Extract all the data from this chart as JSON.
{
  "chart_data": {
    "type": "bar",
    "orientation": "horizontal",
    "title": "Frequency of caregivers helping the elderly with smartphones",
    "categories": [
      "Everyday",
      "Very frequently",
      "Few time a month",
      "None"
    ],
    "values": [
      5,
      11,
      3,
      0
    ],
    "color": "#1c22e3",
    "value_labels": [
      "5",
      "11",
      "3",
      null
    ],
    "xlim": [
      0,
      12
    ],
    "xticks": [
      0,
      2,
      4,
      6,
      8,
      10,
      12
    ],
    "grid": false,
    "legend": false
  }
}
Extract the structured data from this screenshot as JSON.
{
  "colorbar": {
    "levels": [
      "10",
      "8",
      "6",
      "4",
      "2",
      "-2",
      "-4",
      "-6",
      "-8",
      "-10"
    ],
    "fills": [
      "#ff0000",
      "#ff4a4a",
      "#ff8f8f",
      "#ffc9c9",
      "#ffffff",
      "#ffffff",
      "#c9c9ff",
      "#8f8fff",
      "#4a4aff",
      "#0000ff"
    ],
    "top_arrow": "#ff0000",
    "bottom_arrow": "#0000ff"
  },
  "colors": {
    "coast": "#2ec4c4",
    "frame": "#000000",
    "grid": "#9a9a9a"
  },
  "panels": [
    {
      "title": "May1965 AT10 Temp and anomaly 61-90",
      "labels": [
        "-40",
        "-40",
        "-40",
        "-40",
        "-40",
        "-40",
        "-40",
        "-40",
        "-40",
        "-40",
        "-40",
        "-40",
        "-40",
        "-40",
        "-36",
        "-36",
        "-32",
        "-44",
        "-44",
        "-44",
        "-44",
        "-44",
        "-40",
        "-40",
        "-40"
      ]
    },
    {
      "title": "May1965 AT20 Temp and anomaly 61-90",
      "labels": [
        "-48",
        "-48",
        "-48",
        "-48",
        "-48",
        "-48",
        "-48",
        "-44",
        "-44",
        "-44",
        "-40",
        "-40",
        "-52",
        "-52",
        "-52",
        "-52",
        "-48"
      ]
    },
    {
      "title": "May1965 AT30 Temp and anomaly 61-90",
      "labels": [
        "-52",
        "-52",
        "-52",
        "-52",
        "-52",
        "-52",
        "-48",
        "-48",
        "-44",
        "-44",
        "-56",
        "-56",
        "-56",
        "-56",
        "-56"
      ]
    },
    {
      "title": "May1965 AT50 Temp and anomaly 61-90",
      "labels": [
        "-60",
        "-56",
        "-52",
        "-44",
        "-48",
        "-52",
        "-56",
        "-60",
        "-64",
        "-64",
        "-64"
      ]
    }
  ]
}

•••

• STATED TASK
Take the lines above from the one holding "Extract the structured" to the last and output them exactly.

• RESULT OF THE EXERCISE
Extract the structured data from this screenshot as JSON.
{
  "colorbar": {
    "levels": [
      "10",
      "8",
      "6",
      "4",
      "2",
      "-2",
      "-4",
      "-6",
      "-8",
      "-10"
    ],
    "fills": [
      "#ff0000",
      "#ff4a4a",
      "#ff8f8f",
      "#ffc9c9",
      "#ffffff",
      "#ffffff",
      "#c9c9ff",
      "#8f8fff",
      "#4a4aff",
      "#0000ff"
    ],
    "top_arrow": "#ff0000",
    "bottom_arrow": "#0000ff"
  },
  "colors": {
    "coast": "#2ec4c4",
    "frame": "#000000",
    "grid": "#9a9a9a"
  },
  "panels": [
    {
      "title": "May1965 AT10 Temp and anomaly 61-90",
      "labels": [
        "-40",
        "-40",
        "-40",
        "-40",
        "-40",
        "-40",
        "-40",
        "-40",
        "-40",
        "-40",
        "-40",
        "-40",
        "-40",
        "-40",
        "-36",
        "-36",
        "-32",
        "-44",
        "-44",
        "-44",
        "-44",
        "-44",
        "-40",
        "-40",
        "-40"
      ]
    },
    {
      "title": "May1965 AT20 Temp and anomaly 61-90",
      "labels": [
        "-48",
        "-48",
        "-48",
        "-48",
        "-48",
        "-48",
        "-48",
        "-44",
        "-44",
        "-44",
        "-40",
        "-40",
        "-52",
        "-52",
        "-52",
        "-52",
        "-48"
      ]
    },
    {
      "title": "May1965 AT30 Temp and anomaly 61-90",
      "labels": [
        "-52",
        "-52",
        "-52",
        "-52",
        "-52",
        "-52",
        "-48",
        "-48",
        "-44",
        "-44",
        "-56",
        "-56",
        "-56",
        "-56",
        "-56"
      ]
    },
    {
      "title": "May1965 AT50 Temp and anomaly 61-90",
      "labels": [
        "-60",
        "-56",
        "-52",
        "-44",
        "-48",
        "-52",
        "-56",
        "-60",
        "-64",
        "-64",
        "-64"
      ]
    }
  ]
}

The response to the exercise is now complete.